--- EXERCISE MATERIAL ---

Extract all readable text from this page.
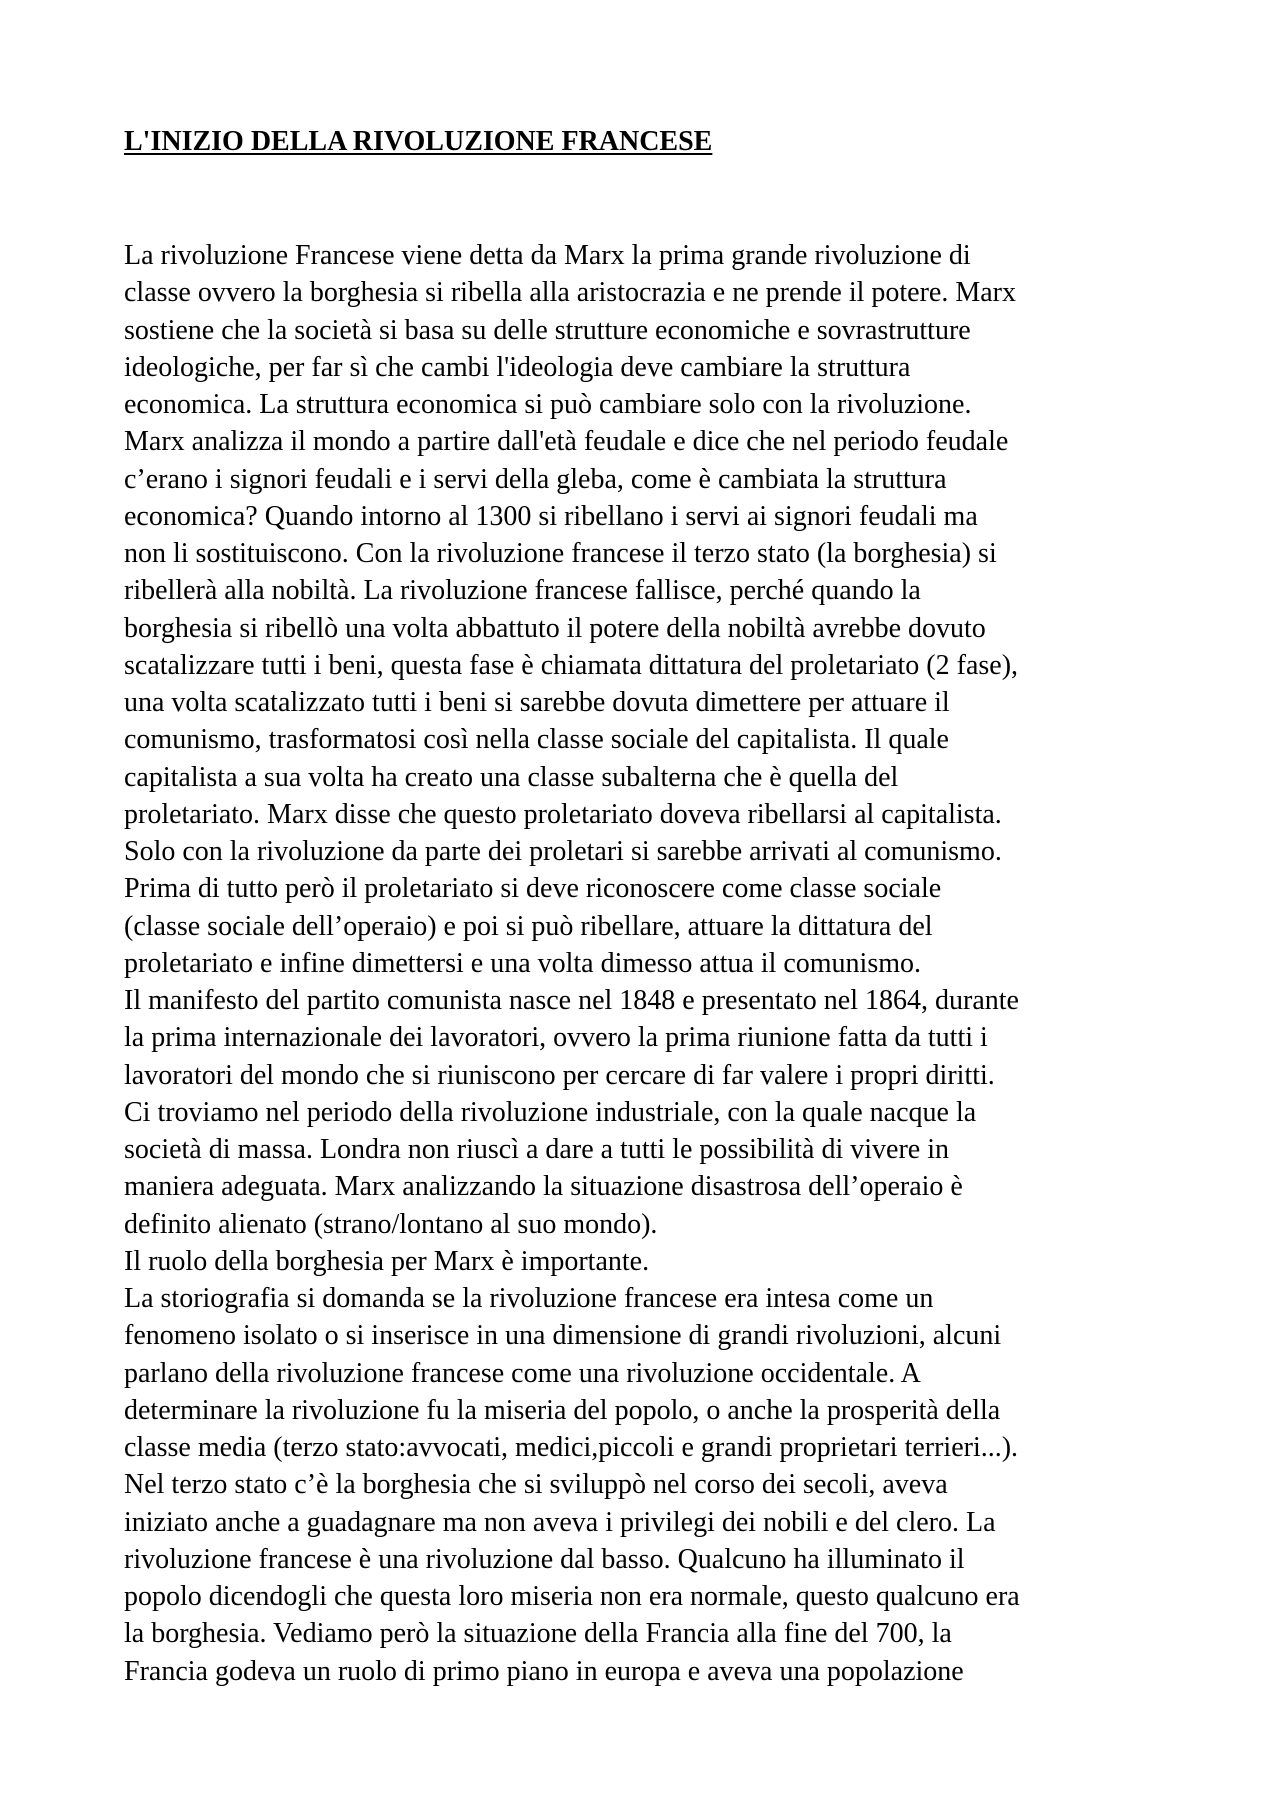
L'INIZIO DELLA RIVOLUZIONE FRANCESE
La rivoluzione Francese viene detta da Marx la prima grande rivoluzione di
classe ovvero la borghesia si ribella alla aristocrazia e ne prende il potere. Marx
sostiene che la società si basa su delle strutture economiche e sovrastrutture
ideologiche, per far sì che cambi l'ideologia deve cambiare la struttura
economica. La struttura economica si può cambiare solo con la rivoluzione.
Marx analizza il mondo a partire dall'età feudale e dice che nel periodo feudale
c’erano i signori feudali e i servi della gleba, come è cambiata la struttura
economica? Quando intorno al 1300 si ribellano i servi ai signori feudali ma
non li sostituiscono. Con la rivoluzione francese il terzo stato (la borghesia) si
ribellerà alla nobiltà. La rivoluzione francese fallisce, perché quando la
borghesia si ribellò una volta abbattuto il potere della nobiltà avrebbe dovuto
scatalizzare tutti i beni, questa fase è chiamata dittatura del proletariato (2 fase),
una volta scatalizzato tutti i beni si sarebbe dovuta dimettere per attuare il
comunismo, trasformatosi così nella classe sociale del capitalista. Il quale
capitalista a sua volta ha creato una classe subalterna che è quella del
proletariato. Marx disse che questo proletariato doveva ribellarsi al capitalista.
Solo con la rivoluzione da parte dei proletari si sarebbe arrivati al comunismo.
Prima di tutto però il proletariato si deve riconoscere come classe sociale
(classe sociale dell’operaio) e poi si può ribellare, attuare la dittatura del
proletariato e infine dimettersi e una volta dimesso attua il comunismo.
Il manifesto del partito comunista nasce nel 1848 e presentato nel 1864, durante
la prima internazionale dei lavoratori, ovvero la prima riunione fatta da tutti i
lavoratori del mondo che si riuniscono per cercare di far valere i propri diritti.
Ci troviamo nel periodo della rivoluzione industriale, con la quale nacque la
società di massa. Londra non riuscì a dare a tutti le possibilità di vivere in
maniera adeguata. Marx analizzando la situazione disastrosa dell’operaio è
definito alienato (strano/lontano al suo mondo).
Il ruolo della borghesia per Marx è importante.
La storiografia si domanda se la rivoluzione francese era intesa come un
fenomeno isolato o si inserisce in una dimensione di grandi rivoluzioni, alcuni
parlano della rivoluzione francese come una rivoluzione occidentale. A
determinare la rivoluzione fu la miseria del popolo, o anche la prosperità della
classe media (terzo stato:avvocati, medici,piccoli e grandi proprietari terrieri...).
Nel terzo stato c’è la borghesia che si sviluppò nel corso dei secoli, aveva
iniziato anche a guadagnare ma non aveva i privilegi dei nobili e del clero. La
rivoluzione francese è una rivoluzione dal basso. Qualcuno ha illuminato il
popolo dicendogli che questa loro miseria non era normale, questo qualcuno era
la borghesia. Vediamo però la situazione della Francia alla fine del 700, la
Francia godeva un ruolo di primo piano in europa e aveva una popolazione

--- STATED GOAL ---
Pictures are to be left out; repeat all the remaining data exactly.

--- RESULT OF THIS EXERCISE ---
Extract all readable text from this page.
L'INIZIO DELLA RIVOLUZIONE FRANCESE
La rivoluzione Francese viene detta da Marx la prima grande rivoluzione di
classe ovvero la borghesia si ribella alla aristocrazia e ne prende il potere. Marx
sostiene che la società si basa su delle strutture economiche e sovrastrutture
ideologiche, per far sì che cambi l'ideologia deve cambiare la struttura
economica. La struttura economica si può cambiare solo con la rivoluzione.
Marx analizza il mondo a partire dall'età feudale e dice che nel periodo feudale
c’erano i signori feudali e i servi della gleba, come è cambiata la struttura
economica? Quando intorno al 1300 si ribellano i servi ai signori feudali ma
non li sostituiscono. Con la rivoluzione francese il terzo stato (la borghesia) si
ribellerà alla nobiltà. La rivoluzione francese fallisce, perché quando la
borghesia si ribellò una volta abbattuto il potere della nobiltà avrebbe dovuto
scatalizzare tutti i beni, questa fase è chiamata dittatura del proletariato (2 fase),
una volta scatalizzato tutti i beni si sarebbe dovuta dimettere per attuare il
comunismo, trasformatosi così nella classe sociale del capitalista. Il quale
capitalista a sua volta ha creato una classe subalterna che è quella del
proletariato. Marx disse che questo proletariato doveva ribellarsi al capitalista.
Solo con la rivoluzione da parte dei proletari si sarebbe arrivati al comunismo.
Prima di tutto però il proletariato si deve riconoscere come classe sociale
(classe sociale dell’operaio) e poi si può ribellare, attuare la dittatura del
proletariato e infine dimettersi e una volta dimesso attua il comunismo.
Il manifesto del partito comunista nasce nel 1848 e presentato nel 1864, durante
la prima internazionale dei lavoratori, ovvero la prima riunione fatta da tutti i
lavoratori del mondo che si riuniscono per cercare di far valere i propri diritti.
Ci troviamo nel periodo della rivoluzione industriale, con la quale nacque la
società di massa. Londra non riuscì a dare a tutti le possibilità di vivere in
maniera adeguata. Marx analizzando la situazione disastrosa dell’operaio è
definito alienato (strano/lontano al suo mondo).
Il ruolo della borghesia per Marx è importante.
La storiografia si domanda se la rivoluzione francese era intesa come un
fenomeno isolato o si inserisce in una dimensione di grandi rivoluzioni, alcuni
parlano della rivoluzione francese come una rivoluzione occidentale. A
determinare la rivoluzione fu la miseria del popolo, o anche la prosperità della
classe media (terzo stato:avvocati, medici,piccoli e grandi proprietari terrieri...).
Nel terzo stato c’è la borghesia che si sviluppò nel corso dei secoli, aveva
iniziato anche a guadagnare ma non aveva i privilegi dei nobili e del clero. La
rivoluzione francese è una rivoluzione dal basso. Qualcuno ha illuminato il
popolo dicendogli che questa loro miseria non era normale, questo qualcuno era
la borghesia. Vediamo però la situazione della Francia alla fine del 700, la
Francia godeva un ruolo di primo piano in europa e aveva una popolazione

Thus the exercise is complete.